→ **Exercise prompt**
It is required that all of the data be written out exactly.

****************

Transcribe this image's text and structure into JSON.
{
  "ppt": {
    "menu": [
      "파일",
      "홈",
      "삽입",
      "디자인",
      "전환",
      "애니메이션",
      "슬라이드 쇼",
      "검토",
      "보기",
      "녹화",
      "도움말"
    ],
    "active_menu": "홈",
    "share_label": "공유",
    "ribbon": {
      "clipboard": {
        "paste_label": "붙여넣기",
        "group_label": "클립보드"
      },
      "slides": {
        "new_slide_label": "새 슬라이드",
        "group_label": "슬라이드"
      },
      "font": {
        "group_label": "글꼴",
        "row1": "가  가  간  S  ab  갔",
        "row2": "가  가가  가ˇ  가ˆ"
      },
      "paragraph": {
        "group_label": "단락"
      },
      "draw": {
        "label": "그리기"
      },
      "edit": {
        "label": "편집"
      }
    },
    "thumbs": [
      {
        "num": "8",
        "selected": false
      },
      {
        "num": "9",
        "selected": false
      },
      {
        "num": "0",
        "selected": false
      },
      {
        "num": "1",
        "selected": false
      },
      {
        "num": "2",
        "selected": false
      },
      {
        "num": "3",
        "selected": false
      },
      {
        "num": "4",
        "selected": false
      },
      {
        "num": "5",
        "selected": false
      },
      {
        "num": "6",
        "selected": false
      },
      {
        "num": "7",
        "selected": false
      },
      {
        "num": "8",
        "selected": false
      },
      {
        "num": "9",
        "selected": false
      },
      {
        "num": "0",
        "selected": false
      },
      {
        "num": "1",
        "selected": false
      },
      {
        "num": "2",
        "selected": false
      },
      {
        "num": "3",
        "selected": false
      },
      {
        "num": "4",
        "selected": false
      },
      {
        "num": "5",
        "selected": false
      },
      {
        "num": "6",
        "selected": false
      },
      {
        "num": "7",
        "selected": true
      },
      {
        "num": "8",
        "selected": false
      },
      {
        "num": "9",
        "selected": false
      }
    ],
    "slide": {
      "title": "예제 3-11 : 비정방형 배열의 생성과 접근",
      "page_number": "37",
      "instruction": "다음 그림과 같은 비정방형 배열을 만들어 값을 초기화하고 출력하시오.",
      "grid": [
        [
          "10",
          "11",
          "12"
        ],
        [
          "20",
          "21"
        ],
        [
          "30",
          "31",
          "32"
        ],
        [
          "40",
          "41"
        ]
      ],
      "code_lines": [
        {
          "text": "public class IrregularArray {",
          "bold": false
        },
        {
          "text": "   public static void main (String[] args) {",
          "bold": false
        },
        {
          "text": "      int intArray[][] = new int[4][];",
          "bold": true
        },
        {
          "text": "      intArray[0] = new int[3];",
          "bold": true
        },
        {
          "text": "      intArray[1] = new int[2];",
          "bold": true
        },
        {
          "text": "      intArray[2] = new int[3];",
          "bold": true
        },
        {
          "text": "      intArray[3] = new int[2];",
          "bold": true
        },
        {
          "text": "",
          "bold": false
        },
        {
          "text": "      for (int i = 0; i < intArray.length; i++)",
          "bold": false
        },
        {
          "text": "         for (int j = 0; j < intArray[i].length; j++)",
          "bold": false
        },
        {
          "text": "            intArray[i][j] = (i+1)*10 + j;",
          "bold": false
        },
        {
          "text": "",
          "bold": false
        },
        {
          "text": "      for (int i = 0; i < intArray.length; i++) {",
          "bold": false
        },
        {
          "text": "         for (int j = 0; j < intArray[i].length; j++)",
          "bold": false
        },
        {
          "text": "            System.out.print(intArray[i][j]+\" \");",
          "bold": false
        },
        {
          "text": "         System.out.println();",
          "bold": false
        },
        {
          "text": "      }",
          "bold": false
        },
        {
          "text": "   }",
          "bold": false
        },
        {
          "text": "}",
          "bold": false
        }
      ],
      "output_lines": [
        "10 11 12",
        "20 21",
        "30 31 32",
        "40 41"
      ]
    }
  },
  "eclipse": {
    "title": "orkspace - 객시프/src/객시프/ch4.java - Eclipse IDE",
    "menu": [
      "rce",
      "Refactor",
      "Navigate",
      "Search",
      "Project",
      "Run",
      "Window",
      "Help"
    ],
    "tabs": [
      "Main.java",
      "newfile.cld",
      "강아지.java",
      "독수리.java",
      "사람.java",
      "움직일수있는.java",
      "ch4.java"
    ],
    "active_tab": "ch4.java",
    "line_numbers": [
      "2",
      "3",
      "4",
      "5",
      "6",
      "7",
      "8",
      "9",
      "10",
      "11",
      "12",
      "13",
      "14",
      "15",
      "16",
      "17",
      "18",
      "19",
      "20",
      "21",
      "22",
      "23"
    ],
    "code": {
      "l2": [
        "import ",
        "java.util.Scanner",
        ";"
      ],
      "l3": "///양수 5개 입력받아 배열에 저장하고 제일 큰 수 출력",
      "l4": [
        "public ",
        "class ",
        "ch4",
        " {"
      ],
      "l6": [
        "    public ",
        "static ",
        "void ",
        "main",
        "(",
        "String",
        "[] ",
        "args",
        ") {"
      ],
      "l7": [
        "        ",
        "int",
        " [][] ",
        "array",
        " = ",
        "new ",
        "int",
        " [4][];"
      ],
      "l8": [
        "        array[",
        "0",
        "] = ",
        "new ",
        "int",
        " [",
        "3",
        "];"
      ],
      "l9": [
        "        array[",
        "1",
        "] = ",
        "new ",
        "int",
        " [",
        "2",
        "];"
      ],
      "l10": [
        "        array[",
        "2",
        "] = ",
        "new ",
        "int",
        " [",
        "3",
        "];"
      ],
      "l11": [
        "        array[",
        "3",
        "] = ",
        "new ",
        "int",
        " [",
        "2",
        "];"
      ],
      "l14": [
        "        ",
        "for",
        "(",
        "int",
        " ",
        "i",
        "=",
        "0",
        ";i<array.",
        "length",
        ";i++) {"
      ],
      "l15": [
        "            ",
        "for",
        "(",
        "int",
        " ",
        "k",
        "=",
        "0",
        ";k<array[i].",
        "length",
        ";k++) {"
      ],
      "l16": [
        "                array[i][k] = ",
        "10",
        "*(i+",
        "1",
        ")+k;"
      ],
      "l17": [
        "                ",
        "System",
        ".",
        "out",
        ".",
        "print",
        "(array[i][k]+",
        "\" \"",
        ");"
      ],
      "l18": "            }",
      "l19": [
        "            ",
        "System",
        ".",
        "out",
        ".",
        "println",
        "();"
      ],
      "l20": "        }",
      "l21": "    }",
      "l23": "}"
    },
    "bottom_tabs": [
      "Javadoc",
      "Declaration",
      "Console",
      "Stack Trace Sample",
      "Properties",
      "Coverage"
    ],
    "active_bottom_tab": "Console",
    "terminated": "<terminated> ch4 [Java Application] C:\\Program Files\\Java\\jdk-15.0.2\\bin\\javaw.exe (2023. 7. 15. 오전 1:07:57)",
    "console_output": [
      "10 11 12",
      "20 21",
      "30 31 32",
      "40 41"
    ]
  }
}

****************

→ **Response below**
Transcribe this image's text and structure into JSON.
{
  "ppt": {
    "menu": [
      "파일",
      "홈",
      "삽입",
      "디자인",
      "전환",
      "애니메이션",
      "슬라이드 쇼",
      "검토",
      "보기",
      "녹화",
      "도움말"
    ],
    "active_menu": "홈",
    "share_label": "공유",
    "ribbon": {
      "clipboard": {
        "paste_label": "붙여넣기",
        "group_label": "클립보드"
      },
      "slides": {
        "new_slide_label": "새 슬라이드",
        "group_label": "슬라이드"
      },
      "font": {
        "group_label": "글꼴",
        "row1": "가  가  간  S  ab  갔",
        "row2": "가  가가  가ˇ  가ˆ"
      },
      "paragraph": {
        "group_label": "단락"
      },
      "draw": {
        "label": "그리기"
      },
      "edit": {
        "label": "편집"
      }
    },
    "thumbs": [
      {
        "num": "8",
        "selected": false
      },
      {
        "num": "9",
        "selected": false
      },
      {
        "num": "0",
        "selected": false
      },
      {
        "num": "1",
        "selected": false
      },
      {
        "num": "2",
        "selected": false
      },
      {
        "num": "3",
        "selected": false
      },
      {
        "num": "4",
        "selected": false
      },
      {
        "num": "5",
        "selected": false
      },
      {
        "num": "6",
        "selected": false
      },
      {
        "num": "7",
        "selected": false
      },
      {
        "num": "8",
        "selected": false
      },
      {
        "num": "9",
        "selected": false
      },
      {
        "num": "0",
        "selected": false
      },
      {
        "num": "1",
        "selected": false
      },
      {
        "num": "2",
        "selected": false
      },
      {
        "num": "3",
        "selected": false
      },
      {
        "num": "4",
        "selected": false
      },
      {
        "num": "5",
        "selected": false
      },
      {
        "num": "6",
        "selected": false
      },
      {
        "num": "7",
        "selected": true
      },
      {
        "num": "8",
        "selected": false
      },
      {
        "num": "9",
        "selected": false
      }
    ],
    "slide": {
      "title": "예제 3-11 : 비정방형 배열의 생성과 접근",
      "page_number": "37",
      "instruction": "다음 그림과 같은 비정방형 배열을 만들어 값을 초기화하고 출력하시오.",
      "grid": [
        [
          "10",
          "11",
          "12"
        ],
        [
          "20",
          "21"
        ],
        [
          "30",
          "31",
          "32"
        ],
        [
          "40",
          "41"
        ]
      ],
      "code_lines": [
        {
          "text": "public class IrregularArray {",
          "bold": false
        },
        {
          "text": "   public static void main (String[] args) {",
          "bold": false
        },
        {
          "text": "      int intArray[][] = new int[4][];",
          "bold": true
        },
        {
          "text": "      intArray[0] = new int[3];",
          "bold": true
        },
        {
          "text": "      intArray[1] = new int[2];",
          "bold": true
        },
        {
          "text": "      intArray[2] = new int[3];",
          "bold": true
        },
        {
          "text": "      intArray[3] = new int[2];",
          "bold": true
        },
        {
          "text": "",
          "bold": false
        },
        {
          "text": "      for (int i = 0; i < intArray.length; i++)",
          "bold": false
        },
        {
          "text": "         for (int j = 0; j < intArray[i].length; j++)",
          "bold": false
        },
        {
          "text": "            intArray[i][j] = (i+1)*10 + j;",
          "bold": false
        },
        {
          "text": "",
          "bold": false
        },
        {
          "text": "      for (int i = 0; i < intArray.length; i++) {",
          "bold": false
        },
        {
          "text": "         for (int j = 0; j < intArray[i].length; j++)",
          "bold": false
        },
        {
          "text": "            System.out.print(intArray[i][j]+\" \");",
          "bold": false
        },
        {
          "text": "         System.out.println();",
          "bold": false
        },
        {
          "text": "      }",
          "bold": false
        },
        {
          "text": "   }",
          "bold": false
        },
        {
          "text": "}",
          "bold": false
        }
      ],
      "output_lines": [
        "10 11 12",
        "20 21",
        "30 31 32",
        "40 41"
      ]
    }
  },
  "eclipse": {
    "title": "orkspace - 객시프/src/객시프/ch4.java - Eclipse IDE",
    "menu": [
      "rce",
      "Refactor",
      "Navigate",
      "Search",
      "Project",
      "Run",
      "Window",
      "Help"
    ],
    "tabs": [
      "Main.java",
      "newfile.cld",
      "강아지.java",
      "독수리.java",
      "사람.java",
      "움직일수있는.java",
      "ch4.java"
    ],
    "active_tab": "ch4.java",
    "line_numbers": [
      "2",
      "3",
      "4",
      "5",
      "6",
      "7",
      "8",
      "9",
      "10",
      "11",
      "12",
      "13",
      "14",
      "15",
      "16",
      "17",
      "18",
      "19",
      "20",
      "21",
      "22",
      "23"
    ],
    "code": {
      "l2": [
        "import ",
        "java.util.Scanner",
        ";"
      ],
      "l3": "///양수 5개 입력받아 배열에 저장하고 제일 큰 수 출력",
      "l4": [
        "public ",
        "class ",
        "ch4",
        " {"
      ],
      "l6": [
        "    public ",
        "static ",
        "void ",
        "main",
        "(",
        "String",
        "[] ",
        "args",
        ") {"
      ],
      "l7": [
        "        ",
        "int",
        " [][] ",
        "array",
        " = ",
        "new ",
        "int",
        " [4][];"
      ],
      "l8": [
        "        array[",
        "0",
        "] = ",
        "new ",
        "int",
        " [",
        "3",
        "];"
      ],
      "l9": [
        "        array[",
        "1",
        "] = ",
        "new ",
        "int",
        " [",
        "2",
        "];"
      ],
      "l10": [
        "        array[",
        "2",
        "] = ",
        "new ",
        "int",
        " [",
        "3",
        "];"
      ],
      "l11": [
        "        array[",
        "3",
        "] = ",
        "new ",
        "int",
        " [",
        "2",
        "];"
      ],
      "l14": [
        "        ",
        "for",
        "(",
        "int",
        " ",
        "i",
        "=",
        "0",
        ";i<array.",
        "length",
        ";i++) {"
      ],
      "l15": [
        "            ",
        "for",
        "(",
        "int",
        " ",
        "k",
        "=",
        "0",
        ";k<array[i].",
        "length",
        ";k++) {"
      ],
      "l16": [
        "                array[i][k] = ",
        "10",
        "*(i+",
        "1",
        ")+k;"
      ],
      "l17": [
        "                ",
        "System",
        ".",
        "out",
        ".",
        "print",
        "(array[i][k]+",
        "\" \"",
        ");"
      ],
      "l18": "            }",
      "l19": [
        "            ",
        "System",
        ".",
        "out",
        ".",
        "println",
        "();"
      ],
      "l20": "        }",
      "l21": "    }",
      "l23": "}"
    },
    "bottom_tabs": [
      "Javadoc",
      "Declaration",
      "Console",
      "Stack Trace Sample",
      "Properties",
      "Coverage"
    ],
    "active_bottom_tab": "Console",
    "terminated": "<terminated> ch4 [Java Application] C:\\Program Files\\Java\\jdk-15.0.2\\bin\\javaw.exe (2023. 7. 15. 오전 1:07:57)",
    "console_output": [
      "10 11 12",
      "20 21",
      "30 31 32",
      "40 41"
    ]
  }
}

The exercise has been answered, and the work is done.